- [Task to complete]
Extract the data exactly, missing nothing.

*** Data ***

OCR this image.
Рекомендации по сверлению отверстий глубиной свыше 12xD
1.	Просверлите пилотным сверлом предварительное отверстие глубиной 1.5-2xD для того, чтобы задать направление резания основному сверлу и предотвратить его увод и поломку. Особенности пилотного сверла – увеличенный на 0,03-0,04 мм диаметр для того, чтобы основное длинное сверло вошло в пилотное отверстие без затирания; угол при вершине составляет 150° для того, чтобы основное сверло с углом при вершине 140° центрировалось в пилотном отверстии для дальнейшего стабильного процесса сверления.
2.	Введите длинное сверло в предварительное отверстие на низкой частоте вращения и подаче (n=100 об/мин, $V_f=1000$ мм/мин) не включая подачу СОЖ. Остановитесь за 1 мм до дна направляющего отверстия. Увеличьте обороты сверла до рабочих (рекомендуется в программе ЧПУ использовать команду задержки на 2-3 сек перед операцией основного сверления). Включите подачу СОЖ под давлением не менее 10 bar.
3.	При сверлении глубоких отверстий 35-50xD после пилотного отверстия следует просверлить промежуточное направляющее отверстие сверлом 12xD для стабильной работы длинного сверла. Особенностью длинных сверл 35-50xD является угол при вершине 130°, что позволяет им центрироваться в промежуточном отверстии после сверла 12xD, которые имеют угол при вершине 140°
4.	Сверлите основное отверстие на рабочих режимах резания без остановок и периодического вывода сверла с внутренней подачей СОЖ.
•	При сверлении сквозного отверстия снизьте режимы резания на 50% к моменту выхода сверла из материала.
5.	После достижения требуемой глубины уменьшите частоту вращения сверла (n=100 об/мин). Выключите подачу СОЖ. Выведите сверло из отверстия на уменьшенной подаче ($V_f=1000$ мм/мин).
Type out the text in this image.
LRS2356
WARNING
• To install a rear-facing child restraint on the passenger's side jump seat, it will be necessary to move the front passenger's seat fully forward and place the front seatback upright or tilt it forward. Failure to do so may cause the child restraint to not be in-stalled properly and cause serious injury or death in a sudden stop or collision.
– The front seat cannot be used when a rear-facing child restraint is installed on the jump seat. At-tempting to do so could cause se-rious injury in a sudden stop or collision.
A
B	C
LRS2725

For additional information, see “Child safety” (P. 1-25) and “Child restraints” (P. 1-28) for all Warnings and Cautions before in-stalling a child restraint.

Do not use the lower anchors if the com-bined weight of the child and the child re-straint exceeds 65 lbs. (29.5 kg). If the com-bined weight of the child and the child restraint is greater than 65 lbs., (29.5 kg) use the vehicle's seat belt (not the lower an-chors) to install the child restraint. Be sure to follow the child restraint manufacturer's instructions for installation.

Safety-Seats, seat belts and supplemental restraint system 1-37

***

- [Answer to the exercise]
OCR this image.
Рекомендации по сверлению отверстий глубиной свыше 12xD
1.	Просверлите пилотным сверлом предварительное отверстие глубиной 1.5-2xD для того, чтобы задать направление резания основному сверлу и предотвратить его увод и поломку. Особенности пилотного сверла – увеличенный на 0,03-0,04 мм диаметр для того, чтобы основное длинное сверло вошло в пилотное отверстие без затирания; угол при вершине составляет 150° для того, чтобы основное сверло с углом при вершине 140° центрировалось в пилотном отверстии для дальнейшего стабильного процесса сверления.
2.	Введите длинное сверло в предварительное отверстие на низкой частоте вращения и подаче (n=100 об/мин, $V_f=1000$ мм/мин) не включая подачу СОЖ. Остановитесь за 1 мм до дна направляющего отверстия. Увеличьте обороты сверла до рабочих (рекомендуется в программе ЧПУ использовать команду задержки на 2-3 сек перед операцией основного сверления). Включите подачу СОЖ под давлением не менее 10 bar.
3.	При сверлении глубоких отверстий 35-50xD после пилотного отверстия следует просверлить промежуточное направляющее отверстие сверлом 12xD для стабильной работы длинного сверла. Особенностью длинных сверл 35-50xD является угол при вершине 130°, что позволяет им центрироваться в промежуточном отверстии после сверла 12xD, которые имеют угол при вершине 140°
4.	Сверлите основное отверстие на рабочих режимах резания без остановок и периодического вывода сверла с внутренней подачей СОЖ.
•	При сверлении сквозного отверстия снизьте режимы резания на 50% к моменту выхода сверла из материала.
5.	После достижения требуемой глубины уменьшите частоту вращения сверла (n=100 об/мин). Выключите подачу СОЖ. Выведите сверло из отверстия на уменьшенной подаче ($V_f=1000$ мм/мин).
Type out the text in this image.
LRS2356
WARNING
• To install a rear-facing child restraint on the passenger's side jump seat, it will be necessary to move the front passenger's seat fully forward and place the front seatback upright or tilt it forward. Failure to do so may cause the child restraint to not be in-stalled properly and cause serious injury or death in a sudden stop or collision.
– The front seat cannot be used when a rear-facing child restraint is installed on the jump seat. At-tempting to do so could cause se-rious injury in a sudden stop or collision.
A
B	C
LRS2725

For additional information, see “Child safety” (P. 1-25) and “Child restraints” (P. 1-28) for all Warnings and Cautions before in-stalling a child restraint.

Do not use the lower anchors if the com-bined weight of the child and the child re-straint exceeds 65 lbs. (29.5 kg). If the com-bined weight of the child and the child restraint is greater than 65 lbs., (29.5 kg) use the vehicle's seat belt (not the lower an-chors) to install the child restraint. Be sure to follow the child restraint manufacturer's instructions for installation.

Safety-Seats, seat belts and supplemental restraint system 1-37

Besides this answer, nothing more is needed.